* **GOAL**
Repeat the entries that follow verbatim, without any of their pictures.

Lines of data
►

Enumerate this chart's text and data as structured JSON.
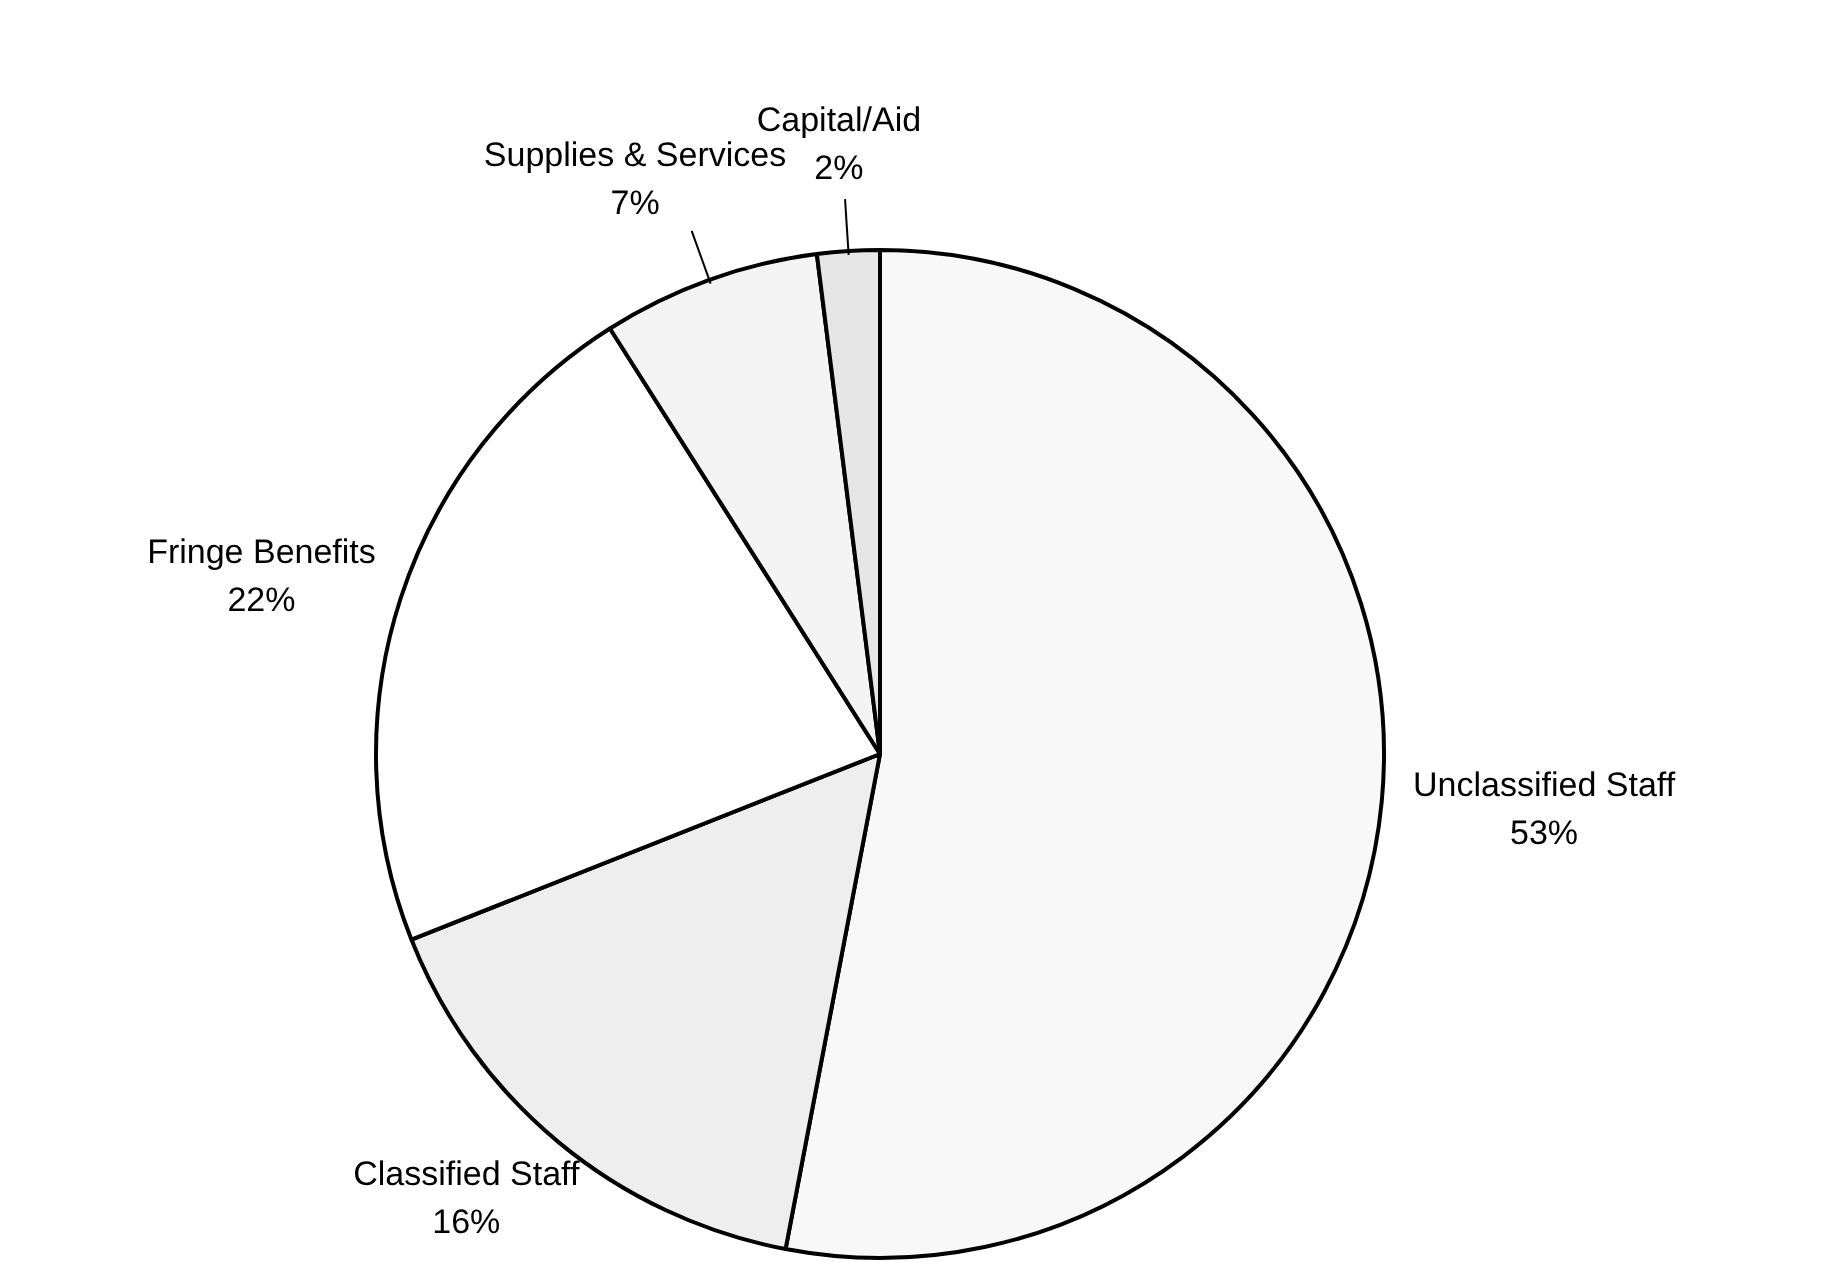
{
  "chart_data": {
    "type": "pie",
    "categories": [
      "Unclassified Staff",
      "Classified Staff",
      "Fringe Benefits",
      "Supplies & Services",
      "Capital/Aid"
    ],
    "values": [
      53,
      16,
      22,
      7,
      2
    ],
    "value_labels": [
      "53%",
      "16%",
      "22%",
      "7%",
      "2%"
    ],
    "colors": [
      "#f8f8f8",
      "#eeeeee",
      "#ffffff",
      "#f4f4f4",
      "#e6e6e6"
    ],
    "legend": false
  }
}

◄

* **TASK OUTPUT**
Enumerate this chart's text and data as structured JSON.
{
  "chart_data": {
    "type": "pie",
    "categories": [
      "Unclassified Staff",
      "Classified Staff",
      "Fringe Benefits",
      "Supplies & Services",
      "Capital/Aid"
    ],
    "values": [
      53,
      16,
      22,
      7,
      2
    ],
    "value_labels": [
      "53%",
      "16%",
      "22%",
      "7%",
      "2%"
    ],
    "colors": [
      "#f8f8f8",
      "#eeeeee",
      "#ffffff",
      "#f4f4f4",
      "#e6e6e6"
    ],
    "legend": false
  }
}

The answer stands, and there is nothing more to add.